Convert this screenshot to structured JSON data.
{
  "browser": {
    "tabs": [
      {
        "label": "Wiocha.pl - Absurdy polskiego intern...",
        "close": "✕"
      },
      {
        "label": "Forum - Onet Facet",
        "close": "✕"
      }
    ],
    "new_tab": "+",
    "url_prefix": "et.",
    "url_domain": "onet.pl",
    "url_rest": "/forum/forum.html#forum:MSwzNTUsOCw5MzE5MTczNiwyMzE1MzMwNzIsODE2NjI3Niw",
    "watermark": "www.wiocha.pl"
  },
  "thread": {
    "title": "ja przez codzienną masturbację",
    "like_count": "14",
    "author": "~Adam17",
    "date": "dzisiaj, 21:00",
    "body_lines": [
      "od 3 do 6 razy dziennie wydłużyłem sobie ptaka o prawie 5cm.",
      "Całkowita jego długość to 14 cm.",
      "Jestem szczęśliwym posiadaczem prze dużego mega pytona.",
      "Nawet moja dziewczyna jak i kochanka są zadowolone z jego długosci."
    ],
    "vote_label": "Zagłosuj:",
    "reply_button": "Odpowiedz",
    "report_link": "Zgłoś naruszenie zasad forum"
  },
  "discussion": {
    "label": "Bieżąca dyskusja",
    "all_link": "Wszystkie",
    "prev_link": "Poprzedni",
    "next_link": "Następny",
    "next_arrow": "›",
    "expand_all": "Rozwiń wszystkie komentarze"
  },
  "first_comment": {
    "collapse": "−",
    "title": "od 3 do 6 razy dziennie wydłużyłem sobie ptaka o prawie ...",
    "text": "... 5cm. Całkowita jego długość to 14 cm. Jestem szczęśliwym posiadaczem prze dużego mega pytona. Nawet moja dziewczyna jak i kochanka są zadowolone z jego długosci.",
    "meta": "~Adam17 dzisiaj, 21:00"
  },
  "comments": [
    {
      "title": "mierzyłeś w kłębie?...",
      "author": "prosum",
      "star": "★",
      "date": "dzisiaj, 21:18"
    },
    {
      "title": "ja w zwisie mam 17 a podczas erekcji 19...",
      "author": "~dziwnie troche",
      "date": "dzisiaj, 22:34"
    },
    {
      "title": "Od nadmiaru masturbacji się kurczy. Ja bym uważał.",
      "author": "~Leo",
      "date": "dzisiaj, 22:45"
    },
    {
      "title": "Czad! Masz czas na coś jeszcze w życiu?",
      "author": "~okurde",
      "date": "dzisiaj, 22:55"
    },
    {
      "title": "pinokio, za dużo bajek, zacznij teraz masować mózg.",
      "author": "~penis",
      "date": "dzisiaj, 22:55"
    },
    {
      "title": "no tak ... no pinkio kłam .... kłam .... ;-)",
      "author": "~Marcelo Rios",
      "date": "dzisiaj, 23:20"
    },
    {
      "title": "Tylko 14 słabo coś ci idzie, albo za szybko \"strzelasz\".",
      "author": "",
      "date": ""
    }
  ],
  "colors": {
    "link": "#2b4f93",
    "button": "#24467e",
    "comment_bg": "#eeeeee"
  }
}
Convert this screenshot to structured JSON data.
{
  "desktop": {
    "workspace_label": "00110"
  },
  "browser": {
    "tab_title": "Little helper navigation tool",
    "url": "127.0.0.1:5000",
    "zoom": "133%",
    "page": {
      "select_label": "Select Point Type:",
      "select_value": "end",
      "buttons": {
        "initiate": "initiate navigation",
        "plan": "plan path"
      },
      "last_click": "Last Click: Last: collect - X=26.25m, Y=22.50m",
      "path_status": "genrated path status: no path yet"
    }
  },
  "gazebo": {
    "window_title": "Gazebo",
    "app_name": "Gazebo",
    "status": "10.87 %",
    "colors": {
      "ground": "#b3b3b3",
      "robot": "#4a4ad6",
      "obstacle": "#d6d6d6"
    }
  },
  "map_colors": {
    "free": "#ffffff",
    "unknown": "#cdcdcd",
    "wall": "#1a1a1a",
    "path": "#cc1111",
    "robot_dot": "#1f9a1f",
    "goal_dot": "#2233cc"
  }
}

WHAT YOU WILL DO:
Repeat all of the records above exactly as written.

ANSWER BELOW:
Convert this screenshot to structured JSON data.
{
  "browser": {
    "tabs": [
      {
        "label": "Wiocha.pl - Absurdy polskiego intern...",
        "close": "✕"
      },
      {
        "label": "Forum - Onet Facet",
        "close": "✕"
      }
    ],
    "new_tab": "+",
    "url_prefix": "et.",
    "url_domain": "onet.pl",
    "url_rest": "/forum/forum.html#forum:MSwzNTUsOCw5MzE5MTczNiwyMzE1MzMwNzIsODE2NjI3Niw",
    "watermark": "www.wiocha.pl"
  },
  "thread": {
    "title": "ja przez codzienną masturbację",
    "like_count": "14",
    "author": "~Adam17",
    "date": "dzisiaj, 21:00",
    "body_lines": [
      "od 3 do 6 razy dziennie wydłużyłem sobie ptaka o prawie 5cm.",
      "Całkowita jego długość to 14 cm.",
      "Jestem szczęśliwym posiadaczem prze dużego mega pytona.",
      "Nawet moja dziewczyna jak i kochanka są zadowolone z jego długosci."
    ],
    "vote_label": "Zagłosuj:",
    "reply_button": "Odpowiedz",
    "report_link": "Zgłoś naruszenie zasad forum"
  },
  "discussion": {
    "label": "Bieżąca dyskusja",
    "all_link": "Wszystkie",
    "prev_link": "Poprzedni",
    "next_link": "Następny",
    "next_arrow": "›",
    "expand_all": "Rozwiń wszystkie komentarze"
  },
  "first_comment": {
    "collapse": "−",
    "title": "od 3 do 6 razy dziennie wydłużyłem sobie ptaka o prawie ...",
    "text": "... 5cm. Całkowita jego długość to 14 cm. Jestem szczęśliwym posiadaczem prze dużego mega pytona. Nawet moja dziewczyna jak i kochanka są zadowolone z jego długosci.",
    "meta": "~Adam17 dzisiaj, 21:00"
  },
  "comments": [
    {
      "title": "mierzyłeś w kłębie?...",
      "author": "prosum",
      "star": "★",
      "date": "dzisiaj, 21:18"
    },
    {
      "title": "ja w zwisie mam 17 a podczas erekcji 19...",
      "author": "~dziwnie troche",
      "date": "dzisiaj, 22:34"
    },
    {
      "title": "Od nadmiaru masturbacji się kurczy. Ja bym uważał.",
      "author": "~Leo",
      "date": "dzisiaj, 22:45"
    },
    {
      "title": "Czad! Masz czas na coś jeszcze w życiu?",
      "author": "~okurde",
      "date": "dzisiaj, 22:55"
    },
    {
      "title": "pinokio, za dużo bajek, zacznij teraz masować mózg.",
      "author": "~penis",
      "date": "dzisiaj, 22:55"
    },
    {
      "title": "no tak ... no pinkio kłam .... kłam .... ;-)",
      "author": "~Marcelo Rios",
      "date": "dzisiaj, 23:20"
    },
    {
      "title": "Tylko 14 słabo coś ci idzie, albo za szybko \"strzelasz\".",
      "author": "",
      "date": ""
    }
  ],
  "colors": {
    "link": "#2b4f93",
    "button": "#24467e",
    "comment_bg": "#eeeeee"
  }
}
Convert this screenshot to structured JSON data.
{
  "desktop": {
    "workspace_label": "00110"
  },
  "browser": {
    "tab_title": "Little helper navigation tool",
    "url": "127.0.0.1:5000",
    "zoom": "133%",
    "page": {
      "select_label": "Select Point Type:",
      "select_value": "end",
      "buttons": {
        "initiate": "initiate navigation",
        "plan": "plan path"
      },
      "last_click": "Last Click: Last: collect - X=26.25m, Y=22.50m",
      "path_status": "genrated path status: no path yet"
    }
  },
  "gazebo": {
    "window_title": "Gazebo",
    "app_name": "Gazebo",
    "status": "10.87 %",
    "colors": {
      "ground": "#b3b3b3",
      "robot": "#4a4ad6",
      "obstacle": "#d6d6d6"
    }
  },
  "map_colors": {
    "free": "#ffffff",
    "unknown": "#cdcdcd",
    "wall": "#1a1a1a",
    "path": "#cc1111",
    "robot_dot": "#1f9a1f",
    "goal_dot": "#2233cc"
  }
}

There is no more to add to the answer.